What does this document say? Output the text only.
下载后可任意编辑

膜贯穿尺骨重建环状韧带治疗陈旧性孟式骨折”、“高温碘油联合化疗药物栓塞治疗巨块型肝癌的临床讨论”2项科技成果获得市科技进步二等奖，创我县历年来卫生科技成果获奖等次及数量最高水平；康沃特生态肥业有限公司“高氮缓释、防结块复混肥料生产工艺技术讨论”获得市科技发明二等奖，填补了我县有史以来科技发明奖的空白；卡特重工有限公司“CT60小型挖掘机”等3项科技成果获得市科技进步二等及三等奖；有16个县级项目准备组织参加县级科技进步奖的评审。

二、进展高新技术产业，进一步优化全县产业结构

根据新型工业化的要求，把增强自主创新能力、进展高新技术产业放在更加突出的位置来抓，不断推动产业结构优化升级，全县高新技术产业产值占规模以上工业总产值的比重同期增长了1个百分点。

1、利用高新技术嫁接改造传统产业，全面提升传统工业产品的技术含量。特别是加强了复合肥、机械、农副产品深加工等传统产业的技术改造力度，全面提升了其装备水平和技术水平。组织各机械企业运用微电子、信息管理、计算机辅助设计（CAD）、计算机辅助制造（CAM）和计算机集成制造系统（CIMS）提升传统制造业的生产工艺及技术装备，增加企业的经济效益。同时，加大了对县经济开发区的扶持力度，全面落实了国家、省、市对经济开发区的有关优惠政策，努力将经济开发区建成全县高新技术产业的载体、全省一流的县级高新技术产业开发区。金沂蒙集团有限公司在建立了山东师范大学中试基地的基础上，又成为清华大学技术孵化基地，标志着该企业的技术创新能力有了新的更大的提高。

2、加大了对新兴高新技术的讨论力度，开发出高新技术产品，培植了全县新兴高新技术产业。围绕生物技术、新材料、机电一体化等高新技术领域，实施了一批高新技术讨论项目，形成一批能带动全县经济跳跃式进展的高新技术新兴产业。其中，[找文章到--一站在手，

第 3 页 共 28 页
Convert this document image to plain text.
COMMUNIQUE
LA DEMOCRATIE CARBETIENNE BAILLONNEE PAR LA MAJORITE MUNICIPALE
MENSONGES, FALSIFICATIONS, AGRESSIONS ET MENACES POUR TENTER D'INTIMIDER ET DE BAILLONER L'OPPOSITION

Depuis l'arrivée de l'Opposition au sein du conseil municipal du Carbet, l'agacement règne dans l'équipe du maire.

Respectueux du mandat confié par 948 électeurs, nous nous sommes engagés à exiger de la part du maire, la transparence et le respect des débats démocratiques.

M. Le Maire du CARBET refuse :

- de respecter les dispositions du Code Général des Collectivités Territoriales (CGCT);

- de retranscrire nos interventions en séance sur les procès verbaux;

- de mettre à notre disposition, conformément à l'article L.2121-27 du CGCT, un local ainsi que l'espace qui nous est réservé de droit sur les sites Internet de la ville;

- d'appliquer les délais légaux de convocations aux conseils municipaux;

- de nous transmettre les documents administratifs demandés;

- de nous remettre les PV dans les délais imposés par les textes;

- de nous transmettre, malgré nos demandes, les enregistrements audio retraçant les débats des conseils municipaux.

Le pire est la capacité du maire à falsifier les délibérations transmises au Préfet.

# Short task
Every record above needs to be repeated word for word.

# Answer to this exercise
What does this document say? Output the text only.
下载后可任意编辑

膜贯穿尺骨重建环状韧带治疗陈旧性孟式骨折”、“高温碘油联合化疗药物栓塞治疗巨块型肝癌的临床讨论”2项科技成果获得市科技进步二等奖，创我县历年来卫生科技成果获奖等次及数量最高水平；康沃特生态肥业有限公司“高氮缓释、防结块复混肥料生产工艺技术讨论”获得市科技发明二等奖，填补了我县有史以来科技发明奖的空白；卡特重工有限公司“CT60小型挖掘机”等3项科技成果获得市科技进步二等及三等奖；有16个县级项目准备组织参加县级科技进步奖的评审。

二、进展高新技术产业，进一步优化全县产业结构

根据新型工业化的要求，把增强自主创新能力、进展高新技术产业放在更加突出的位置来抓，不断推动产业结构优化升级，全县高新技术产业产值占规模以上工业总产值的比重同期增长了1个百分点。

1、利用高新技术嫁接改造传统产业，全面提升传统工业产品的技术含量。特别是加强了复合肥、机械、农副产品深加工等传统产业的技术改造力度，全面提升了其装备水平和技术水平。组织各机械企业运用微电子、信息管理、计算机辅助设计（CAD）、计算机辅助制造（CAM）和计算机集成制造系统（CIMS）提升传统制造业的生产工艺及技术装备，增加企业的经济效益。同时，加大了对县经济开发区的扶持力度，全面落实了国家、省、市对经济开发区的有关优惠政策，努力将经济开发区建成全县高新技术产业的载体、全省一流的县级高新技术产业开发区。金沂蒙集团有限公司在建立了山东师范大学中试基地的基础上，又成为清华大学技术孵化基地，标志着该企业的技术创新能力有了新的更大的提高。

2、加大了对新兴高新技术的讨论力度，开发出高新技术产品，培植了全县新兴高新技术产业。围绕生物技术、新材料、机电一体化等高新技术领域，实施了一批高新技术讨论项目，形成一批能带动全县经济跳跃式进展的高新技术新兴产业。其中，[找文章到--一站在手，

第 3 页 共 28 页
Convert this document image to plain text.
COMMUNIQUE
LA DEMOCRATIE CARBETIENNE BAILLONNEE PAR LA MAJORITE MUNICIPALE
MENSONGES, FALSIFICATIONS, AGRESSIONS ET MENACES POUR TENTER D'INTIMIDER ET DE BAILLONER L'OPPOSITION

Depuis l'arrivée de l'Opposition au sein du conseil municipal du Carbet, l'agacement règne dans l'équipe du maire.

Respectueux du mandat confié par 948 électeurs, nous nous sommes engagés à exiger de la part du maire, la transparence et le respect des débats démocratiques.

M. Le Maire du CARBET refuse :

- de respecter les dispositions du Code Général des Collectivités Territoriales (CGCT);

- de retranscrire nos interventions en séance sur les procès verbaux;

- de mettre à notre disposition, conformément à l'article L.2121-27 du CGCT, un local ainsi que l'espace qui nous est réservé de droit sur les sites Internet de la ville;

- d'appliquer les délais légaux de convocations aux conseils municipaux;

- de nous transmettre les documents administratifs demandés;

- de nous remettre les PV dans les délais imposés par les textes;

- de nous transmettre, malgré nos demandes, les enregistrements audio retraçant les débats des conseils municipaux.

Le pire est la capacité du maire à falsifier les délibérations transmises au Préfet.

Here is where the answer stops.